GOAL:
Find the string "mais" and gather every line that holds it.

===== DATA

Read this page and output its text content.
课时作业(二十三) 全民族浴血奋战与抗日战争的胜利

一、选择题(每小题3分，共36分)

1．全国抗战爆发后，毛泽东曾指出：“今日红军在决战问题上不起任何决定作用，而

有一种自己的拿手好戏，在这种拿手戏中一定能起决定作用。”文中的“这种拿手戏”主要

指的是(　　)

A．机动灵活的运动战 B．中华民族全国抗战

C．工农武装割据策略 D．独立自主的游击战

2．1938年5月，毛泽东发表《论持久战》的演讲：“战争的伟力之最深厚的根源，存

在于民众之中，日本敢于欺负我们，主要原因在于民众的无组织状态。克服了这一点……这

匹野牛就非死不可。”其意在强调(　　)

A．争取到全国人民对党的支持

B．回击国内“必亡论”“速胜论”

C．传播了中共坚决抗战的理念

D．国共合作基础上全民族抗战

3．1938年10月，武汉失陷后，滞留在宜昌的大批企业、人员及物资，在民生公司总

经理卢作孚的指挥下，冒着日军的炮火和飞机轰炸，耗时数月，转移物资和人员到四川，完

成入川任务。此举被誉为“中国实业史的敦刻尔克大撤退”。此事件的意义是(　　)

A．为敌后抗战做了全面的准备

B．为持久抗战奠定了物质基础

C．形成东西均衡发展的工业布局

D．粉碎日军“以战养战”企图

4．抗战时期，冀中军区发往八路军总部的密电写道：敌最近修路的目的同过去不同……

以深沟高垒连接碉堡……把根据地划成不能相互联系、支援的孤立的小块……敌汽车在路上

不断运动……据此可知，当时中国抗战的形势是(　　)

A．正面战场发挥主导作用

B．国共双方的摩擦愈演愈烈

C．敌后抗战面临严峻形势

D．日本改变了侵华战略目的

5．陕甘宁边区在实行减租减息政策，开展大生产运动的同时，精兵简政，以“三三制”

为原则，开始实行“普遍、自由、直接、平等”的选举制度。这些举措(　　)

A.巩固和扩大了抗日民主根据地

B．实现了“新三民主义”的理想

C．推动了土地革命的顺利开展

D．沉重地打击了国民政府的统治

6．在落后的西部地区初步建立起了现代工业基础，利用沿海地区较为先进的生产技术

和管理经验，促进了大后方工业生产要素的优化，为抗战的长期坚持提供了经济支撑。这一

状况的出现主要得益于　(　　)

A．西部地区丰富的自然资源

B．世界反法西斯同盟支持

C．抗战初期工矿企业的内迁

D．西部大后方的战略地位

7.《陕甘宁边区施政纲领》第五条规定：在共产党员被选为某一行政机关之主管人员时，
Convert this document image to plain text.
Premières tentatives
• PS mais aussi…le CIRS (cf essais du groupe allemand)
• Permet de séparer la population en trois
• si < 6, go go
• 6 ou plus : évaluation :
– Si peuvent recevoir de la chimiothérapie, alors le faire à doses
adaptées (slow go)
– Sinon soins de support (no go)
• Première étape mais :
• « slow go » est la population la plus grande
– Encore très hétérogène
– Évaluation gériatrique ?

==========

RESPONSE TO THIS TASK:
• PS mais aussi…le CIRS (cf essais du groupe allemand)
• Première étape mais :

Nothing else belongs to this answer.